▸ To be done:
Reproduce each line of the material precisely.

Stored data
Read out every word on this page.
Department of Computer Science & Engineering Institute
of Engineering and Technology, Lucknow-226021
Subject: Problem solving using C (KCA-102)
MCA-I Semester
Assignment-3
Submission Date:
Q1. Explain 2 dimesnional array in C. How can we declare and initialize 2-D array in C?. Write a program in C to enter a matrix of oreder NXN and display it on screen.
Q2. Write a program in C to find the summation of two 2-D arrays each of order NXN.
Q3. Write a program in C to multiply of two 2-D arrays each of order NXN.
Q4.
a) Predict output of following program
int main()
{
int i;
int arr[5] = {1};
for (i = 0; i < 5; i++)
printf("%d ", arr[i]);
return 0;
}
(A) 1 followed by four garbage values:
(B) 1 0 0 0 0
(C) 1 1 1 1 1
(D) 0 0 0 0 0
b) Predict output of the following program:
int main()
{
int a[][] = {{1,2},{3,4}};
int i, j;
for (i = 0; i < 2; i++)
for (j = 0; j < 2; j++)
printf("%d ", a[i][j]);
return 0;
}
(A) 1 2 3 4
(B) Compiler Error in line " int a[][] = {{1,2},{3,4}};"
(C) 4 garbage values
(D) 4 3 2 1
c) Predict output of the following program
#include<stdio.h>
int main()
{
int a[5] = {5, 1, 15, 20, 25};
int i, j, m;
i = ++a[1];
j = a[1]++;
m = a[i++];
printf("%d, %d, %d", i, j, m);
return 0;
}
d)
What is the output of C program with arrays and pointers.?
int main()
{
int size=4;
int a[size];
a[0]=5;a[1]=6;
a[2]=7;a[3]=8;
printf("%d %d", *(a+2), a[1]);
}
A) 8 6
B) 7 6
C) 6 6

▸ Solution to this problem:
Read out every word on this page.
Department of Computer Science & Engineering Institute
of Engineering and Technology, Lucknow-226021
Subject: Problem solving using C (KCA-102)
MCA-I Semester
Assignment-3
Submission Date:
Q1. Explain 2 dimesnional array in C. How can we declare and initialize 2-D array in C?. Write a program in C to enter a matrix of oreder NXN and display it on screen.
Q2. Write a program in C to find the summation of two 2-D arrays each of order NXN.
Q3. Write a program in C to multiply of two 2-D arrays each of order NXN.
Q4.
a) Predict output of following program
int main()
{
int i;
int arr[5] = {1};
for (i = 0; i < 5; i++)
printf("%d ", arr[i]);
return 0;
}
(A) 1 followed by four garbage values:
(B) 1 0 0 0 0
(C) 1 1 1 1 1
(D) 0 0 0 0 0
b) Predict output of the following program:
int main()
{
int a[][] = {{1,2},{3,4}};
int i, j;
for (i = 0; i < 2; i++)
for (j = 0; j < 2; j++)
printf("%d ", a[i][j]);
return 0;
}
(A) 1 2 3 4
(B) Compiler Error in line " int a[][] = {{1,2},{3,4}};"
(C) 4 garbage values
(D) 4 3 2 1
c) Predict output of the following program
#include<stdio.h>
int main()
{
int a[5] = {5, 1, 15, 20, 25};
int i, j, m;
i = ++a[1];
j = a[1]++;
m = a[i++];
printf("%d, %d, %d", i, j, m);
return 0;
}
d)
What is the output of C program with arrays and pointers.?
int main()
{
int size=4;
int a[size];
a[0]=5;a[1]=6;
a[2]=7;a[3]=8;
printf("%d %d", *(a+2), a[1]);
}
A) 8 6
B) 7 6
C) 6 6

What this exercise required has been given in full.